━━━━━ Records shown ━━━━━
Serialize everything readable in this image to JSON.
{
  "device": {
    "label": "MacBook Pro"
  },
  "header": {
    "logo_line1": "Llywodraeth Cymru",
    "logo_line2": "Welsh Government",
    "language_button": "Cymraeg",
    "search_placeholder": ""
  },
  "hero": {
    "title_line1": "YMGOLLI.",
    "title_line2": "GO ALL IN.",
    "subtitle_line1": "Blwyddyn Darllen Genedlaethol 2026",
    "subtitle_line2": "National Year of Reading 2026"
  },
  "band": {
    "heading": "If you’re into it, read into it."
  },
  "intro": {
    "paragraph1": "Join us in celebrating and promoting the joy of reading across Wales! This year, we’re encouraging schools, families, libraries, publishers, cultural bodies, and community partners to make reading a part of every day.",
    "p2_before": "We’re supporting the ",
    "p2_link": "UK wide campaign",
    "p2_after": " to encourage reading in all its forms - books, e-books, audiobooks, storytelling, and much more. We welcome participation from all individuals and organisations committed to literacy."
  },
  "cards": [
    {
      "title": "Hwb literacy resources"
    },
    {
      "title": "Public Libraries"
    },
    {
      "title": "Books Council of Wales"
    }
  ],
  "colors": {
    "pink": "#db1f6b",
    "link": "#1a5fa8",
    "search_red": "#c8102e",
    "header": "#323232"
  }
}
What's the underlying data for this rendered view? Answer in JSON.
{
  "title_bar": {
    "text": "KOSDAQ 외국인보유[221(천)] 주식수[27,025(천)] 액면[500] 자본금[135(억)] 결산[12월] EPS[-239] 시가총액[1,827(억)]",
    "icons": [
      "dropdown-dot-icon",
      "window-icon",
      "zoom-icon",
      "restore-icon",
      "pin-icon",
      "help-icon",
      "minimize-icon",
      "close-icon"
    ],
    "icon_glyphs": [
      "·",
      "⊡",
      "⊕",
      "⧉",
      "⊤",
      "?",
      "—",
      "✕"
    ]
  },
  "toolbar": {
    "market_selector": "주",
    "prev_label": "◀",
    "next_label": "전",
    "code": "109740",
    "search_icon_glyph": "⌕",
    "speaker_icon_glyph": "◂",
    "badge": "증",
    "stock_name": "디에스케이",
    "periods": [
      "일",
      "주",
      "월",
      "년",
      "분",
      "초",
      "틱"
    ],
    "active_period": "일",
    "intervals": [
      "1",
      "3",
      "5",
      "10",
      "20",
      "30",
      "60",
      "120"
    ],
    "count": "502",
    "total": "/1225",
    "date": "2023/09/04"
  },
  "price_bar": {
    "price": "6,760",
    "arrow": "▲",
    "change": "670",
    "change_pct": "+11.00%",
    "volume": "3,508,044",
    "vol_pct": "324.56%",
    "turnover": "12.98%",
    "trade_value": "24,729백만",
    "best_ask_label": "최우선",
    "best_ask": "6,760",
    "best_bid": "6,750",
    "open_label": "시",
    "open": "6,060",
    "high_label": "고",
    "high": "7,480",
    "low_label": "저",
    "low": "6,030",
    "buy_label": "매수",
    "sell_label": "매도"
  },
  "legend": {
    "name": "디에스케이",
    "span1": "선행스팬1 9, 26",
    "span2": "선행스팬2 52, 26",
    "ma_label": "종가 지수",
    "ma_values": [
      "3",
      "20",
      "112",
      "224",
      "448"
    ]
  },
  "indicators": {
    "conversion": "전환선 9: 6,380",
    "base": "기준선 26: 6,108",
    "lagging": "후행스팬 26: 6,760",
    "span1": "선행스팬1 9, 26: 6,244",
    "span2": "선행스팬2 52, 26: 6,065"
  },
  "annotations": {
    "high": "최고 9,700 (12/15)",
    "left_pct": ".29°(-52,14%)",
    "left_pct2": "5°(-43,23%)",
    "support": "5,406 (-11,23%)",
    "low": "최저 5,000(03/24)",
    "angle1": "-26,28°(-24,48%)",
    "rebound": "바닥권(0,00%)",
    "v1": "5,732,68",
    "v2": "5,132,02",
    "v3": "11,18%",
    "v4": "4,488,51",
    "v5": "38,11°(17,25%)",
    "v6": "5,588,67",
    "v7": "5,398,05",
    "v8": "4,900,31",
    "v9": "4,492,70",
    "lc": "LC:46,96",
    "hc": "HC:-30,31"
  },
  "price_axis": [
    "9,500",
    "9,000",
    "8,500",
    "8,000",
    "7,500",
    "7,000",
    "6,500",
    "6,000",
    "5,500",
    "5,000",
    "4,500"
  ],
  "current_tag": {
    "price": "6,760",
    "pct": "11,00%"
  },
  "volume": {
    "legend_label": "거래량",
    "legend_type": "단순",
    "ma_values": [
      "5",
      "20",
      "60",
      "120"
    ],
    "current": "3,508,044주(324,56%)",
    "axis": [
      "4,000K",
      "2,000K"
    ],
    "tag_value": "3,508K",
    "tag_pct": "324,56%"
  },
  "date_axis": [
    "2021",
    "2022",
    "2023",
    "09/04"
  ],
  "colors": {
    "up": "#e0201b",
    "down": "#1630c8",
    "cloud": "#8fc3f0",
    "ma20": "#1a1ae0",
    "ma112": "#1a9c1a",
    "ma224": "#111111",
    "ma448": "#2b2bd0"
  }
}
━━━━━
Reproduce the material above without altering a single character.

Serialize everything readable in this image to JSON.
{
  "device": {
    "label": "MacBook Pro"
  },
  "header": {
    "logo_line1": "Llywodraeth Cymru",
    "logo_line2": "Welsh Government",
    "language_button": "Cymraeg",
    "search_placeholder": ""
  },
  "hero": {
    "title_line1": "YMGOLLI.",
    "title_line2": "GO ALL IN.",
    "subtitle_line1": "Blwyddyn Darllen Genedlaethol 2026",
    "subtitle_line2": "National Year of Reading 2026"
  },
  "band": {
    "heading": "If you’re into it, read into it."
  },
  "intro": {
    "paragraph1": "Join us in celebrating and promoting the joy of reading across Wales! This year, we’re encouraging schools, families, libraries, publishers, cultural bodies, and community partners to make reading a part of every day.",
    "p2_before": "We’re supporting the ",
    "p2_link": "UK wide campaign",
    "p2_after": " to encourage reading in all its forms - books, e-books, audiobooks, storytelling, and much more. We welcome participation from all individuals and organisations committed to literacy."
  },
  "cards": [
    {
      "title": "Hwb literacy resources"
    },
    {
      "title": "Public Libraries"
    },
    {
      "title": "Books Council of Wales"
    }
  ],
  "colors": {
    "pink": "#db1f6b",
    "link": "#1a5fa8",
    "search_red": "#c8102e",
    "header": "#323232"
  }
}
What's the underlying data for this rendered view? Answer in JSON.
{
  "title_bar": {
    "text": "KOSDAQ 외국인보유[221(천)] 주식수[27,025(천)] 액면[500] 자본금[135(억)] 결산[12월] EPS[-239] 시가총액[1,827(억)]",
    "icons": [
      "dropdown-dot-icon",
      "window-icon",
      "zoom-icon",
      "restore-icon",
      "pin-icon",
      "help-icon",
      "minimize-icon",
      "close-icon"
    ],
    "icon_glyphs": [
      "·",
      "⊡",
      "⊕",
      "⧉",
      "⊤",
      "?",
      "—",
      "✕"
    ]
  },
  "toolbar": {
    "market_selector": "주",
    "prev_label": "◀",
    "next_label": "전",
    "code": "109740",
    "search_icon_glyph": "⌕",
    "speaker_icon_glyph": "◂",
    "badge": "증",
    "stock_name": "디에스케이",
    "periods": [
      "일",
      "주",
      "월",
      "년",
      "분",
      "초",
      "틱"
    ],
    "active_period": "일",
    "intervals": [
      "1",
      "3",
      "5",
      "10",
      "20",
      "30",
      "60",
      "120"
    ],
    "count": "502",
    "total": "/1225",
    "date": "2023/09/04"
  },
  "price_bar": {
    "price": "6,760",
    "arrow": "▲",
    "change": "670",
    "change_pct": "+11.00%",
    "volume": "3,508,044",
    "vol_pct": "324.56%",
    "turnover": "12.98%",
    "trade_value": "24,729백만",
    "best_ask_label": "최우선",
    "best_ask": "6,760",
    "best_bid": "6,750",
    "open_label": "시",
    "open": "6,060",
    "high_label": "고",
    "high": "7,480",
    "low_label": "저",
    "low": "6,030",
    "buy_label": "매수",
    "sell_label": "매도"
  },
  "legend": {
    "name": "디에스케이",
    "span1": "선행스팬1 9, 26",
    "span2": "선행스팬2 52, 26",
    "ma_label": "종가 지수",
    "ma_values": [
      "3",
      "20",
      "112",
      "224",
      "448"
    ]
  },
  "indicators": {
    "conversion": "전환선 9: 6,380",
    "base": "기준선 26: 6,108",
    "lagging": "후행스팬 26: 6,760",
    "span1": "선행스팬1 9, 26: 6,244",
    "span2": "선행스팬2 52, 26: 6,065"
  },
  "annotations": {
    "high": "최고 9,700 (12/15)",
    "left_pct": ".29°(-52,14%)",
    "left_pct2": "5°(-43,23%)",
    "support": "5,406 (-11,23%)",
    "low": "최저 5,000(03/24)",
    "angle1": "-26,28°(-24,48%)",
    "rebound": "바닥권(0,00%)",
    "v1": "5,732,68",
    "v2": "5,132,02",
    "v3": "11,18%",
    "v4": "4,488,51",
    "v5": "38,11°(17,25%)",
    "v6": "5,588,67",
    "v7": "5,398,05",
    "v8": "4,900,31",
    "v9": "4,492,70",
    "lc": "LC:46,96",
    "hc": "HC:-30,31"
  },
  "price_axis": [
    "9,500",
    "9,000",
    "8,500",
    "8,000",
    "7,500",
    "7,000",
    "6,500",
    "6,000",
    "5,500",
    "5,000",
    "4,500"
  ],
  "current_tag": {
    "price": "6,760",
    "pct": "11,00%"
  },
  "volume": {
    "legend_label": "거래량",
    "legend_type": "단순",
    "ma_values": [
      "5",
      "20",
      "60",
      "120"
    ],
    "current": "3,508,044주(324,56%)",
    "axis": [
      "4,000K",
      "2,000K"
    ],
    "tag_value": "3,508K",
    "tag_pct": "324,56%"
  },
  "date_axis": [
    "2021",
    "2022",
    "2023",
    "09/04"
  ],
  "colors": {
    "up": "#e0201b",
    "down": "#1630c8",
    "cloud": "#8fc3f0",
    "ma20": "#1a1ae0",
    "ma112": "#1a9c1a",
    "ma224": "#111111",
    "ma448": "#2b2bd0"
  }
}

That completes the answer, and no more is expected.